__Set problem__.
Search the records for "процесса" and copy each line that holds it.

****************************************

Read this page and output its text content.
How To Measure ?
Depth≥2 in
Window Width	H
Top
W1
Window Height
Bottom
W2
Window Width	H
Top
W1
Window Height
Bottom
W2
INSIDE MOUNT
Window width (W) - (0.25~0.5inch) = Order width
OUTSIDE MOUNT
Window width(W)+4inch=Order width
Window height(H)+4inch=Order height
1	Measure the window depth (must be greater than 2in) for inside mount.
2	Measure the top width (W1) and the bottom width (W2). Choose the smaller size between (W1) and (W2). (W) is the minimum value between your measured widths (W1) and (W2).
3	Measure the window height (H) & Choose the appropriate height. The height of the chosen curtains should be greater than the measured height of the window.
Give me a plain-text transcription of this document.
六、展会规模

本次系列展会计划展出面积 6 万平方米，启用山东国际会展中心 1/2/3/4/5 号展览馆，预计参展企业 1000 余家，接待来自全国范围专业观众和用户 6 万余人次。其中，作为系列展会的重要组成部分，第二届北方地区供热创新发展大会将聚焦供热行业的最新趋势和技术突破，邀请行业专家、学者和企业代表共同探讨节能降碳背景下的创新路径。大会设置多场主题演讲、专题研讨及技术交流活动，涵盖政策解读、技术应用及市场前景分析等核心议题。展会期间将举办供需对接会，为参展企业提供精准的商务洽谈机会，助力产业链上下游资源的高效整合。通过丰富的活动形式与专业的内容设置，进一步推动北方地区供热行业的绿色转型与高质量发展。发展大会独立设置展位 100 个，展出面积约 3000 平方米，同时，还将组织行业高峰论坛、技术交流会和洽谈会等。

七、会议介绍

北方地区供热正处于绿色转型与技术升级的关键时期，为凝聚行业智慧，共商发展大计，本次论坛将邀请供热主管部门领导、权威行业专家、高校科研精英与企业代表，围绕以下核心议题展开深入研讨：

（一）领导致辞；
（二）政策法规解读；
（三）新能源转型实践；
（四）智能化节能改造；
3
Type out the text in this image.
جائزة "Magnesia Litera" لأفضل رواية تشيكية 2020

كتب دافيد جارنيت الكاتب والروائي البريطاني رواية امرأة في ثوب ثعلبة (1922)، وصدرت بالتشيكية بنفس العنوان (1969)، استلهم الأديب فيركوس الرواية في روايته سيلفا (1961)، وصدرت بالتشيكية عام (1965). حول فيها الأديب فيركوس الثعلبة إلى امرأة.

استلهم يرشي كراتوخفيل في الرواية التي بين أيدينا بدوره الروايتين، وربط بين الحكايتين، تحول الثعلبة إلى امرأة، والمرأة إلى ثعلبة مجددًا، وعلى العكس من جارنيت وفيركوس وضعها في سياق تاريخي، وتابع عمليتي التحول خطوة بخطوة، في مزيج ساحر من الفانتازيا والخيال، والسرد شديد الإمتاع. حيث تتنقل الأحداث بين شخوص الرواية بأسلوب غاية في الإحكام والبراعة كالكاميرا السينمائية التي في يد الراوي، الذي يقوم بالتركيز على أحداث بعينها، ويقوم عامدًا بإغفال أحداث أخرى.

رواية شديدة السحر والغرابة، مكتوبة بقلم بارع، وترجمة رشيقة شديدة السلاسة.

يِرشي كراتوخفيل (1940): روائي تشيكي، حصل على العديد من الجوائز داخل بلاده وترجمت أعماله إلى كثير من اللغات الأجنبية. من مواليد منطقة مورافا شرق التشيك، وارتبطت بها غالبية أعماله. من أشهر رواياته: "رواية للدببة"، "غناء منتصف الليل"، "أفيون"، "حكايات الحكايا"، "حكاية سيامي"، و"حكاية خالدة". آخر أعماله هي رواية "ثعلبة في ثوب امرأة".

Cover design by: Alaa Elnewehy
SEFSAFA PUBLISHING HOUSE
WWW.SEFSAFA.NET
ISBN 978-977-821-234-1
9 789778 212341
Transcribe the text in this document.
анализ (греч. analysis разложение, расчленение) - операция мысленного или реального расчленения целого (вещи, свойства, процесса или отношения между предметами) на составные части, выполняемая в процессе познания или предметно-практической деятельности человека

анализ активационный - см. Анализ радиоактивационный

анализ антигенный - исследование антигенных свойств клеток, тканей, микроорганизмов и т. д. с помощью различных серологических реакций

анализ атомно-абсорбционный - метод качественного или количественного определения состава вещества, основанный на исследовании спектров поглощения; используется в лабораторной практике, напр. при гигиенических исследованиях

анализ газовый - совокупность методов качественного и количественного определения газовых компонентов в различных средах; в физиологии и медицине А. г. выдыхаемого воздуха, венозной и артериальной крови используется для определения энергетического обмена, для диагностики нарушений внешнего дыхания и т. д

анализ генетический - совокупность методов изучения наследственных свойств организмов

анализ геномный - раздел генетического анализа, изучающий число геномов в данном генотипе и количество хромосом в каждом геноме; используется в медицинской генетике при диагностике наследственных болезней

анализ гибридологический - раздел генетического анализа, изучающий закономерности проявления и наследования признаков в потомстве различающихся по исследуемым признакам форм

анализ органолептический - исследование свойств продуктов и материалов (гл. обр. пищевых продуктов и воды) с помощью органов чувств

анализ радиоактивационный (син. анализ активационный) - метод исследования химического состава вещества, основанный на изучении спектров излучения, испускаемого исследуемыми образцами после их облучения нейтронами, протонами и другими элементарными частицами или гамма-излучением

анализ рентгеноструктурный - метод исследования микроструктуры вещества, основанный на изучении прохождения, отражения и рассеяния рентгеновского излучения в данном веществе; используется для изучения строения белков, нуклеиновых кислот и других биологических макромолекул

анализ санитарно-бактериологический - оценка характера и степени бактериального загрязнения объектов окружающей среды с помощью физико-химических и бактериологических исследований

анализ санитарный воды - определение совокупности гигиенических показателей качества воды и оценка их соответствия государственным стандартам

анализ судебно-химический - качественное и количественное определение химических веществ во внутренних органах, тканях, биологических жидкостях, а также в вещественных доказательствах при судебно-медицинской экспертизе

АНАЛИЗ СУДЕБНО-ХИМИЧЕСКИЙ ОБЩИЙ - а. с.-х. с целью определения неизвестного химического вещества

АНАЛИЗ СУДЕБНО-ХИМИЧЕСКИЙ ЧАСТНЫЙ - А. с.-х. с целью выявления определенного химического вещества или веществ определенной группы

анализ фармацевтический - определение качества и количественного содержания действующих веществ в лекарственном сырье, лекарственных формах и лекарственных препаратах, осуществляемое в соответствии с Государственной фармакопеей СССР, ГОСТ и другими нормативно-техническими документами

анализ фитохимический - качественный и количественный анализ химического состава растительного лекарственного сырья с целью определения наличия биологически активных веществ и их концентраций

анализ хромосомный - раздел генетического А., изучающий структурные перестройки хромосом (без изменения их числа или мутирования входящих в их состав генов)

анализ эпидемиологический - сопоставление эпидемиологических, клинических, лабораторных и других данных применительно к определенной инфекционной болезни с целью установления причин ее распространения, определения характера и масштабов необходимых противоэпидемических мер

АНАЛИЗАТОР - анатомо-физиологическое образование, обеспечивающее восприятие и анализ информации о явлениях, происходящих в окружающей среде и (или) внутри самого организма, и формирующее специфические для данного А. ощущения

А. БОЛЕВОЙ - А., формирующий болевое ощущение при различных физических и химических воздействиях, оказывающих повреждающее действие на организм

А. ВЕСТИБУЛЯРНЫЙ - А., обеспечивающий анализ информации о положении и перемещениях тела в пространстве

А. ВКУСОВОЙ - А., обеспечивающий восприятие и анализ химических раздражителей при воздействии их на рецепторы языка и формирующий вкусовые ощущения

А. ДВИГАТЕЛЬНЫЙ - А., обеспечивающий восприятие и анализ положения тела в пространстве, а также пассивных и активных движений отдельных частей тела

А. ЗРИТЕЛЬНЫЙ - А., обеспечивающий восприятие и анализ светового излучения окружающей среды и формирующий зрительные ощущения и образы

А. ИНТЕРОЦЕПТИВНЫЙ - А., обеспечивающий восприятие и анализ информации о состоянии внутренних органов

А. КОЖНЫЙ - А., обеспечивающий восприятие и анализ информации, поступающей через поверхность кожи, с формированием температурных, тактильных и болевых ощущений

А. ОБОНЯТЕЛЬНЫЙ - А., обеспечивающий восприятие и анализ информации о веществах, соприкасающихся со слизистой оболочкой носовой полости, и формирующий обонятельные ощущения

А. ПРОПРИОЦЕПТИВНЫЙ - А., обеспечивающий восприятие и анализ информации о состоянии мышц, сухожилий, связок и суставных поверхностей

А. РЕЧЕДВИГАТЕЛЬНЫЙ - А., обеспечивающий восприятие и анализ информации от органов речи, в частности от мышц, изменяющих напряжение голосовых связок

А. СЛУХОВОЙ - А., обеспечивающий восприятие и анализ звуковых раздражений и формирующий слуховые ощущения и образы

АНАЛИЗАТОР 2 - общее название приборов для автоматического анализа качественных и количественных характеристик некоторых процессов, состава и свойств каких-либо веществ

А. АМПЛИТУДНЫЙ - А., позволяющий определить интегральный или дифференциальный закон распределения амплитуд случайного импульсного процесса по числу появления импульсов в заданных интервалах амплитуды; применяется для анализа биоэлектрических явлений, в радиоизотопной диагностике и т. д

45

****************************************

__Output__.
анализ (греч. analysis разложение, расчленение) - операция мысленного или реального расчленения целого (вещи, свойства, процесса или отношения между предметами) на составные части, выполняемая в процессе познания или предметно-практической деятельности человека
А. АМПЛИТУДНЫЙ - А., позволяющий определить интегральный или дифференциальный закон распределения амплитуд случайного импульсного процесса по числу появления импульсов в заданных интервалах амплитуды; применяется для анализа биоэлектрических явлений, в радиоизотопной диагностике и т. д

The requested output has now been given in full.